_What is required_. Look through the lines below and extract each one that contains "this".

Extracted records
==================================================

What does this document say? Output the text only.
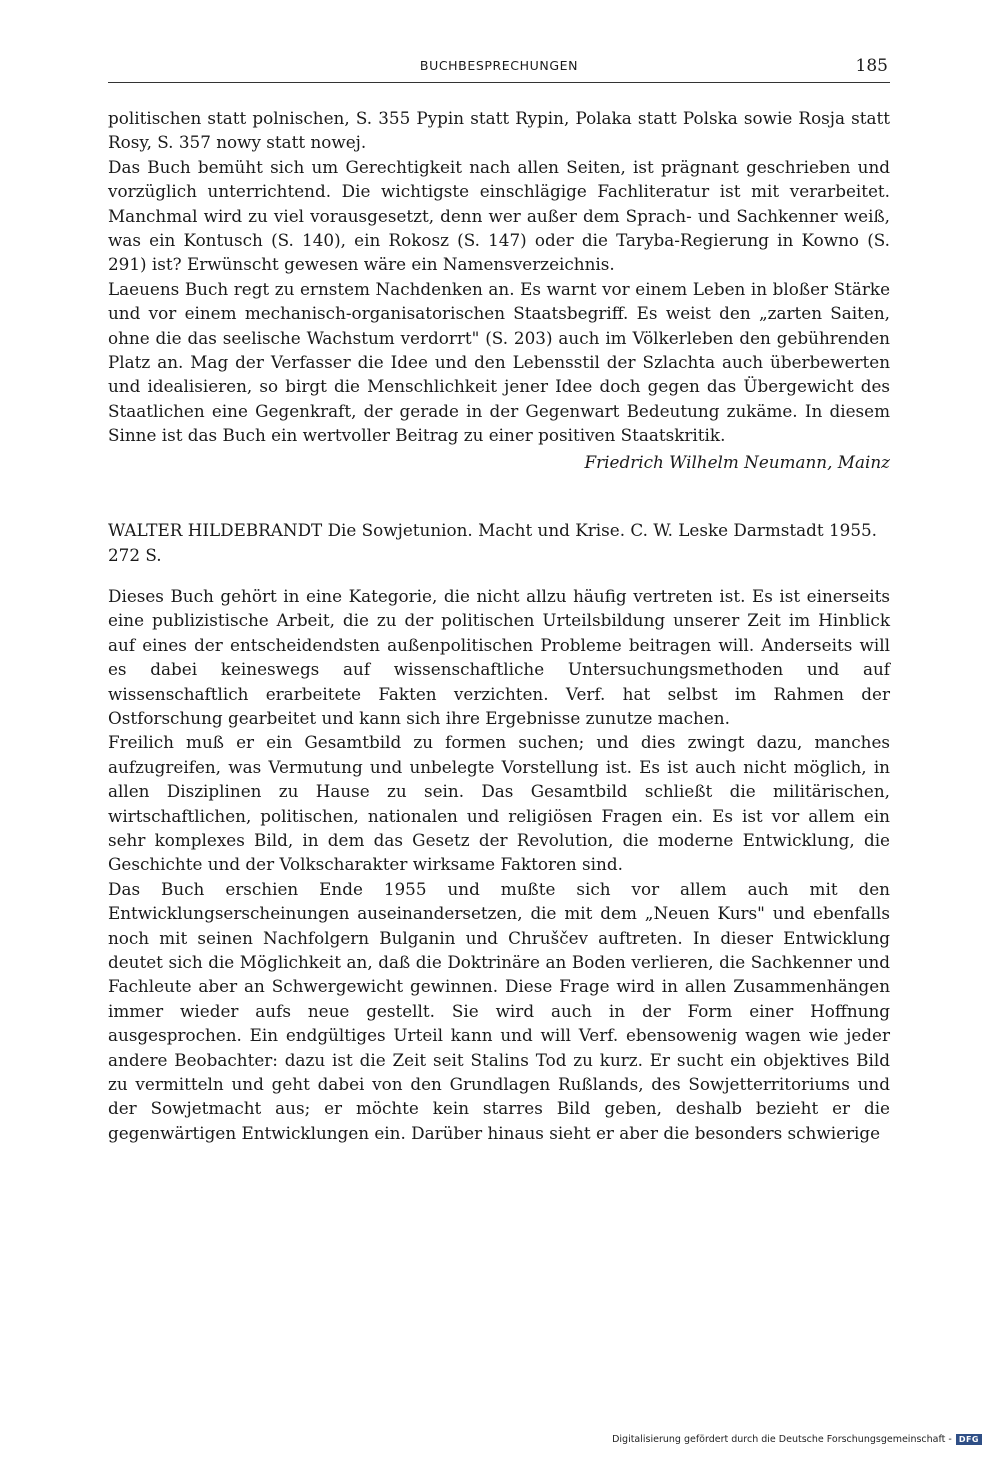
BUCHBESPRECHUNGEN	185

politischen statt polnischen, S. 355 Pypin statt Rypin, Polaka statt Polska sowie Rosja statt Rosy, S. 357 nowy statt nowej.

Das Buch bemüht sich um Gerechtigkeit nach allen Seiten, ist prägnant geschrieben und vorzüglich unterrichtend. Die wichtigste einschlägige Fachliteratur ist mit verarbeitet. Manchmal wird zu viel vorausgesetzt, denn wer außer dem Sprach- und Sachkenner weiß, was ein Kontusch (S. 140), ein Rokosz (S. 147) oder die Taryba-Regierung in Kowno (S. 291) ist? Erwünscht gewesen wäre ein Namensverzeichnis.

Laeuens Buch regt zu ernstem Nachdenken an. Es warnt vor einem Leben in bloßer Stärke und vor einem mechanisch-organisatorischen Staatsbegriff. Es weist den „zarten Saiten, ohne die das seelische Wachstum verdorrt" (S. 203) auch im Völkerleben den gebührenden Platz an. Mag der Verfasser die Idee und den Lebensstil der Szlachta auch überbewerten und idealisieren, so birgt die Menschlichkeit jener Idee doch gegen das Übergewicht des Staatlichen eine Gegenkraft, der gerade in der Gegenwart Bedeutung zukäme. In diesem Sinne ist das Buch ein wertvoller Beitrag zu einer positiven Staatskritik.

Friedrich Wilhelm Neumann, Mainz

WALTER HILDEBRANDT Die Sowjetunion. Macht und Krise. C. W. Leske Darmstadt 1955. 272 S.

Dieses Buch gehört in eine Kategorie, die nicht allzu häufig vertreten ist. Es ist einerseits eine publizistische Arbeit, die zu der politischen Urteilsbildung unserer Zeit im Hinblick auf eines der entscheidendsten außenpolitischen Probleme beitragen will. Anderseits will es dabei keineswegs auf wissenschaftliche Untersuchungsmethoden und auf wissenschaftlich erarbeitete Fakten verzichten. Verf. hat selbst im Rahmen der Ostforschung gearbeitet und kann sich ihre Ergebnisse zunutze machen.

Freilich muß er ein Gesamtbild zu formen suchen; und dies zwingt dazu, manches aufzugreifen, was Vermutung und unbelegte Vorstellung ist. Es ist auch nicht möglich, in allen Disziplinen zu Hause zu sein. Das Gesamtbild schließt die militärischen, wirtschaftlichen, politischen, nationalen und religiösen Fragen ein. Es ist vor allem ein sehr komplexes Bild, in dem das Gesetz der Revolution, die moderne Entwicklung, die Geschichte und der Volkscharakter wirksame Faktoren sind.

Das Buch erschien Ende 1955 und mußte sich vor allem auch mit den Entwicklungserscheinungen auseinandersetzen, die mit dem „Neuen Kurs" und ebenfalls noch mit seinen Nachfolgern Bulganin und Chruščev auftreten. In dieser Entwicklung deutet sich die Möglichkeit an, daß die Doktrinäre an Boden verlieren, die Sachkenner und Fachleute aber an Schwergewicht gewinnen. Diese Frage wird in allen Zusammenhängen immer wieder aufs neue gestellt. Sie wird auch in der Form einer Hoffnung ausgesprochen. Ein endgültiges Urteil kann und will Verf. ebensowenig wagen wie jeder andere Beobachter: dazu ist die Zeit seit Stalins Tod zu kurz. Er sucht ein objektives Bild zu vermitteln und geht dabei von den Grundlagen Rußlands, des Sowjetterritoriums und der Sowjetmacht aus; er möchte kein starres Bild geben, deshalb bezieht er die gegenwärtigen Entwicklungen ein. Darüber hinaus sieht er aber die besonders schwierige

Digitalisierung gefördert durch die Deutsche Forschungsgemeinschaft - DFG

==================================================

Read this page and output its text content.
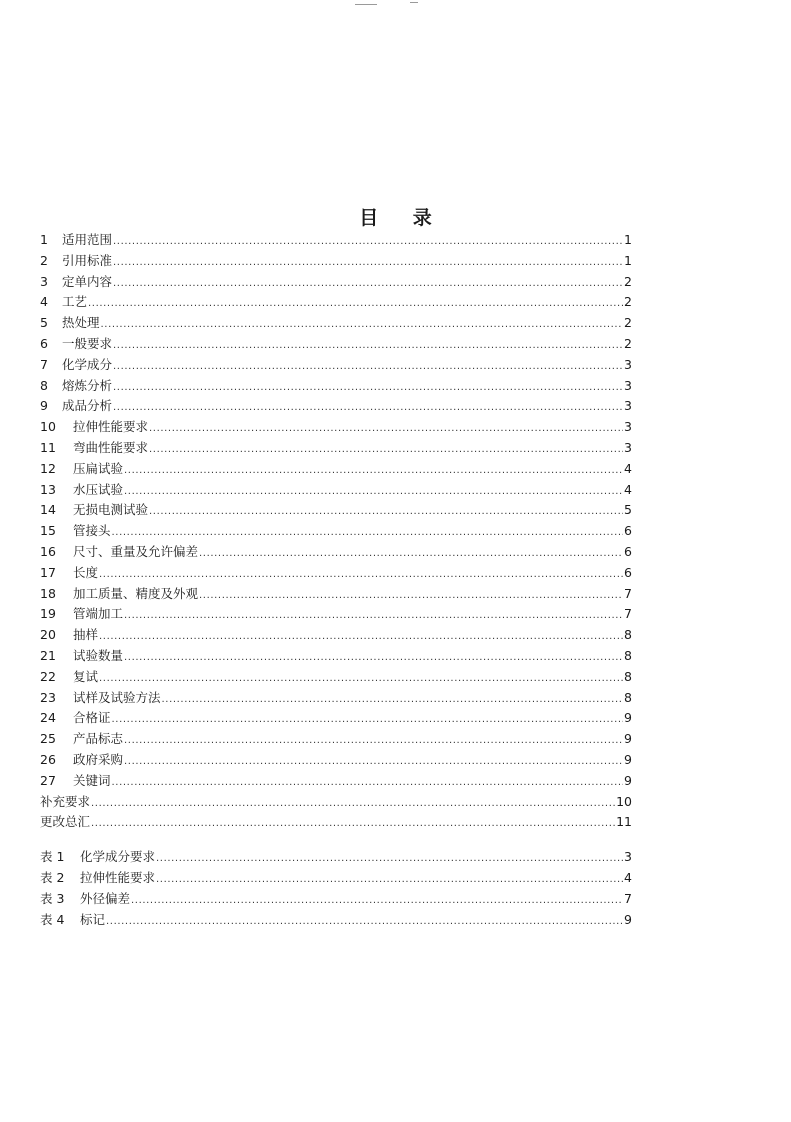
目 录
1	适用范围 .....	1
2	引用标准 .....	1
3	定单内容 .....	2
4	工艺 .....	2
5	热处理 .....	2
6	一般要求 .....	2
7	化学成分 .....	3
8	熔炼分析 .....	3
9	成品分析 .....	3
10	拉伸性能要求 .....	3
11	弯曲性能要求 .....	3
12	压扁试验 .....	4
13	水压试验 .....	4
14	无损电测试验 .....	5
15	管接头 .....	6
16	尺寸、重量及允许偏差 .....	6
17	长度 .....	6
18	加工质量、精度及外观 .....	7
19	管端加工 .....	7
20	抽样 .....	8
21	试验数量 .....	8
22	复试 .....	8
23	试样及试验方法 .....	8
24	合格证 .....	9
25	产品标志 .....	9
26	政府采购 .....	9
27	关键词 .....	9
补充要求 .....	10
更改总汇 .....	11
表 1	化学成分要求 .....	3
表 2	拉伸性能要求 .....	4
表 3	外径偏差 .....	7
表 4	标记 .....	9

==================================================

_Solution below_.
What does this document say? Output the text only.
Read this page and output its text content.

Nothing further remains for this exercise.